[Records drawn from a dataset]
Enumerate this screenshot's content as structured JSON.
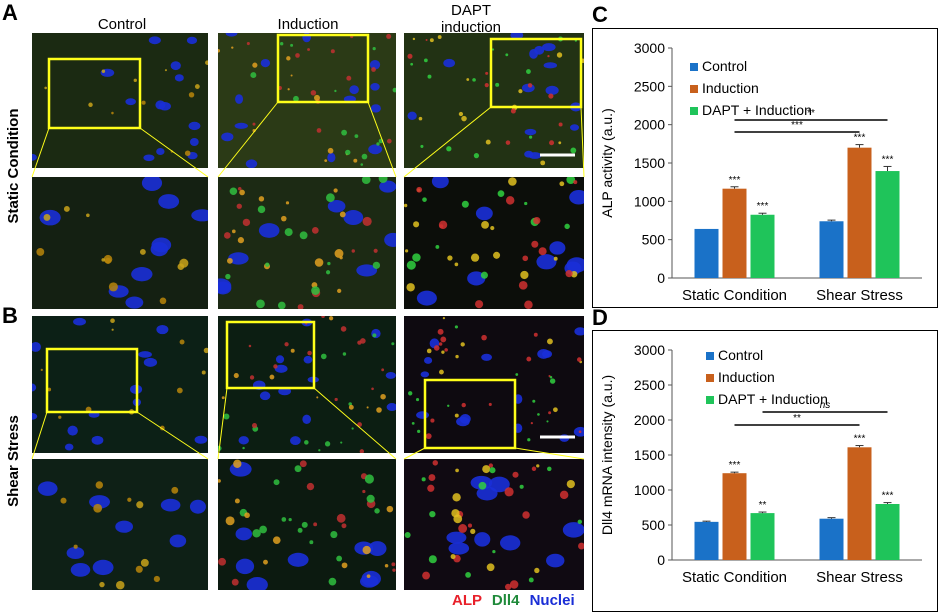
{
  "panels": {
    "A": "A",
    "B": "B",
    "C": "C",
    "D": "D"
  },
  "columns": [
    "Control",
    "Induction",
    "DAPT induction"
  ],
  "rows": [
    "Static Condition",
    "Shear Stress"
  ],
  "stain_legend": [
    {
      "label": "ALP",
      "color": "#e8202a"
    },
    {
      "label": "Dll4",
      "color": "#1f8a3a"
    },
    {
      "label": "Nuclei",
      "color": "#1a2ed6"
    }
  ],
  "colors": {
    "control": "#1a72c8",
    "induction": "#c8601c",
    "dapt": "#1fc45a",
    "roi": "#ffff1a"
  },
  "chart_data": [
    {
      "type": "bar",
      "panel": "C",
      "categories": [
        "Static Condition",
        "Shear Stress"
      ],
      "ylabel": "ALP activity (a.u.)",
      "ylim": [
        0,
        3000
      ],
      "yticks": [
        "0",
        "500",
        "1000",
        "1500",
        "2000",
        "2500",
        "3000"
      ],
      "series": [
        {
          "name": "Control",
          "values": [
            640,
            740
          ],
          "errors": [
            0,
            15
          ],
          "sig": [
            "",
            ""
          ]
        },
        {
          "name": "Induction",
          "values": [
            1165,
            1700
          ],
          "errors": [
            25,
            40
          ],
          "sig": [
            "***",
            "***"
          ]
        },
        {
          "name": "DAPT + Induction",
          "values": [
            825,
            1395
          ],
          "errors": [
            20,
            60
          ],
          "sig": [
            "***",
            "***"
          ]
        }
      ],
      "comparisons": [
        {
          "label": "**",
          "from": "Static Condition / Induction",
          "to": "Shear Stress / DAPT + Induction"
        },
        {
          "label": "***",
          "from": "Static Condition / Induction",
          "to": "Shear Stress / Induction"
        }
      ],
      "legend": "top-left",
      "grid": false
    },
    {
      "type": "bar",
      "panel": "D",
      "categories": [
        "Static Condition",
        "Shear Stress"
      ],
      "ylabel": "Dll4 mRNA intensity (a.u.)",
      "ylim": [
        0,
        3000
      ],
      "yticks": [
        "0",
        "500",
        "1000",
        "1500",
        "2000",
        "2500",
        "3000"
      ],
      "series": [
        {
          "name": "Control",
          "values": [
            545,
            590
          ],
          "errors": [
            10,
            15
          ],
          "sig": [
            "",
            ""
          ]
        },
        {
          "name": "Induction",
          "values": [
            1240,
            1610
          ],
          "errors": [
            15,
            25
          ],
          "sig": [
            "***",
            "***"
          ]
        },
        {
          "name": "DAPT + Induction",
          "values": [
            670,
            800
          ],
          "errors": [
            15,
            20
          ],
          "sig": [
            "**",
            "***"
          ]
        }
      ],
      "comparisons": [
        {
          "label": "ns",
          "from": "Static Condition / DAPT + Induction",
          "to": "Shear Stress / DAPT + Induction"
        },
        {
          "label": "**",
          "from": "Static Condition / Induction",
          "to": "Shear Stress / Induction"
        }
      ],
      "legend": "top-left",
      "grid": false
    }
  ]
}
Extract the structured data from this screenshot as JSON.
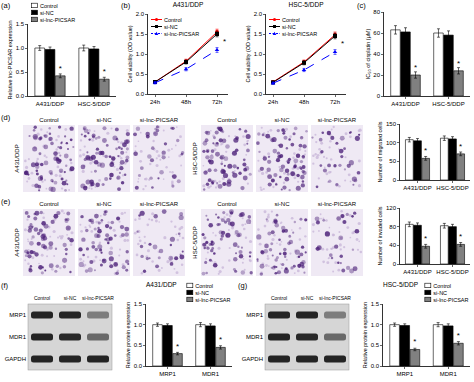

## What you need to do
An answer consisting of the number alone is required: how many lines in the entries hold the string "this"?

## Answer to the exercise
2